## EXERCISE
Write out each entry again. Keep every word exactly as it is.
==== MATERIAL SUPPLIED ====
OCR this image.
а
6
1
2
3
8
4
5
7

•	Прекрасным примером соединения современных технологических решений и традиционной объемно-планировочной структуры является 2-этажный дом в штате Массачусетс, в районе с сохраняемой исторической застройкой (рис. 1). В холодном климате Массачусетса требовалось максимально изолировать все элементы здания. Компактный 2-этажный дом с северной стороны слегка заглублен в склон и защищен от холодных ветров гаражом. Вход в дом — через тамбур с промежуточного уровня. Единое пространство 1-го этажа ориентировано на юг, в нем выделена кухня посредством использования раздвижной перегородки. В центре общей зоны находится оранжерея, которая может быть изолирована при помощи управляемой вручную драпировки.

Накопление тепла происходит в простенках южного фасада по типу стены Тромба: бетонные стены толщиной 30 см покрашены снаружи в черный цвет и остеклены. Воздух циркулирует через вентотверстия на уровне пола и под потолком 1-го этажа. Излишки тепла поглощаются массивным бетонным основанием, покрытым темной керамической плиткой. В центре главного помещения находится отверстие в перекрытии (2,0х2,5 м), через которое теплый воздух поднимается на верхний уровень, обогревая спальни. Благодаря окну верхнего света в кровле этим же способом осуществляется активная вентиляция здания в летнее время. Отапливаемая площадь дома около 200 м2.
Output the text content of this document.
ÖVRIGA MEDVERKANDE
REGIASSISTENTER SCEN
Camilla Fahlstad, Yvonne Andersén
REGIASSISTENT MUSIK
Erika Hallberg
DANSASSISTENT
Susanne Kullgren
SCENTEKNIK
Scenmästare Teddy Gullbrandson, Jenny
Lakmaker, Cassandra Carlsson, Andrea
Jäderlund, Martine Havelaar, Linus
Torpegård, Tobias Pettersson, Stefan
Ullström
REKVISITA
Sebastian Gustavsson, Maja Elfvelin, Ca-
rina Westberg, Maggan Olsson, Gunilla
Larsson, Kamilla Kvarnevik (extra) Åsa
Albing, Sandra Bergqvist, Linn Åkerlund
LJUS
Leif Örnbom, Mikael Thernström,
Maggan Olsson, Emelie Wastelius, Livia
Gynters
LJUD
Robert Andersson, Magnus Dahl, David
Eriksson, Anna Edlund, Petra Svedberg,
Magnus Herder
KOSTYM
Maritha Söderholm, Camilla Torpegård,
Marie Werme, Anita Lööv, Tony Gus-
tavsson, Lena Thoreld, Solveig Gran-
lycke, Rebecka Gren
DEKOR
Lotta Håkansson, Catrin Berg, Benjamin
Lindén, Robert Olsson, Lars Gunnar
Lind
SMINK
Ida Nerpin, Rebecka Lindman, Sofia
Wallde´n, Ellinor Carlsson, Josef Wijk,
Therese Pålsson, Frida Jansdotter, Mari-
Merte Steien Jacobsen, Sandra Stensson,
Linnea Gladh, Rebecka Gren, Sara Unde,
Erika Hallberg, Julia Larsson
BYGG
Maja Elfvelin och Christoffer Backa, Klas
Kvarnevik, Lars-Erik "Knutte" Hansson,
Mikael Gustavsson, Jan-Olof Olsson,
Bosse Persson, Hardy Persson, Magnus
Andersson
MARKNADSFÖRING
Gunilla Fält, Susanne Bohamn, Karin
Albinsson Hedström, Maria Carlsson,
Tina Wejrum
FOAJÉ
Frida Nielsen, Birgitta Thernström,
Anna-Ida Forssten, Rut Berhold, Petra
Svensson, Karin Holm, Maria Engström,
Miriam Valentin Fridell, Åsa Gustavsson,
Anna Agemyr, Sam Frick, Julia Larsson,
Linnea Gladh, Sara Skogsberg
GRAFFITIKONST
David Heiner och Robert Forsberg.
====
## EXERCISE RESULT
OCR this image.
а
6
1
2
3
8
4
5
7

•	Прекрасным примером соединения современных технологических решений и традиционной объемно-планировочной структуры является 2-этажный дом в штате Массачусетс, в районе с сохраняемой исторической застройкой (рис. 1). В холодном климате Массачусетса требовалось максимально изолировать все элементы здания. Компактный 2-этажный дом с северной стороны слегка заглублен в склон и защищен от холодных ветров гаражом. Вход в дом — через тамбур с промежуточного уровня. Единое пространство 1-го этажа ориентировано на юг, в нем выделена кухня посредством использования раздвижной перегородки. В центре общей зоны находится оранжерея, которая может быть изолирована при помощи управляемой вручную драпировки.

Накопление тепла происходит в простенках южного фасада по типу стены Тромба: бетонные стены толщиной 30 см покрашены снаружи в черный цвет и остеклены. Воздух циркулирует через вентотверстия на уровне пола и под потолком 1-го этажа. Излишки тепла поглощаются массивным бетонным основанием, покрытым темной керамической плиткой. В центре главного помещения находится отверстие в перекрытии (2,0х2,5 м), через которое теплый воздух поднимается на верхний уровень, обогревая спальни. Благодаря окну верхнего света в кровле этим же способом осуществляется активная вентиляция здания в летнее время. Отапливаемая площадь дома около 200 м2.
Output the text content of this document.
ÖVRIGA MEDVERKANDE
REGIASSISTENTER SCEN
Camilla Fahlstad, Yvonne Andersén
REGIASSISTENT MUSIK
Erika Hallberg
DANSASSISTENT
Susanne Kullgren
SCENTEKNIK
Scenmästare Teddy Gullbrandson, Jenny
Lakmaker, Cassandra Carlsson, Andrea
Jäderlund, Martine Havelaar, Linus
Torpegård, Tobias Pettersson, Stefan
Ullström
REKVISITA
Sebastian Gustavsson, Maja Elfvelin, Ca-
rina Westberg, Maggan Olsson, Gunilla
Larsson, Kamilla Kvarnevik (extra) Åsa
Albing, Sandra Bergqvist, Linn Åkerlund
LJUS
Leif Örnbom, Mikael Thernström,
Maggan Olsson, Emelie Wastelius, Livia
Gynters
LJUD
Robert Andersson, Magnus Dahl, David
Eriksson, Anna Edlund, Petra Svedberg,
Magnus Herder
KOSTYM
Maritha Söderholm, Camilla Torpegård,
Marie Werme, Anita Lööv, Tony Gus-
tavsson, Lena Thoreld, Solveig Gran-
lycke, Rebecka Gren
DEKOR
Lotta Håkansson, Catrin Berg, Benjamin
Lindén, Robert Olsson, Lars Gunnar
Lind
SMINK
Ida Nerpin, Rebecka Lindman, Sofia
Wallde´n, Ellinor Carlsson, Josef Wijk,
Therese Pålsson, Frida Jansdotter, Mari-
Merte Steien Jacobsen, Sandra Stensson,
Linnea Gladh, Rebecka Gren, Sara Unde,
Erika Hallberg, Julia Larsson
BYGG
Maja Elfvelin och Christoffer Backa, Klas
Kvarnevik, Lars-Erik "Knutte" Hansson,
Mikael Gustavsson, Jan-Olof Olsson,
Bosse Persson, Hardy Persson, Magnus
Andersson
MARKNADSFÖRING
Gunilla Fält, Susanne Bohamn, Karin
Albinsson Hedström, Maria Carlsson,
Tina Wejrum
FOAJÉ
Frida Nielsen, Birgitta Thernström,
Anna-Ida Forssten, Rut Berhold, Petra
Svensson, Karin Holm, Maria Engström,
Miriam Valentin Fridell, Åsa Gustavsson,
Anna Agemyr, Sam Frick, Julia Larsson,
Linnea Gladh, Sara Skogsberg
GRAFFITIKONST
David Heiner och Robert Forsberg.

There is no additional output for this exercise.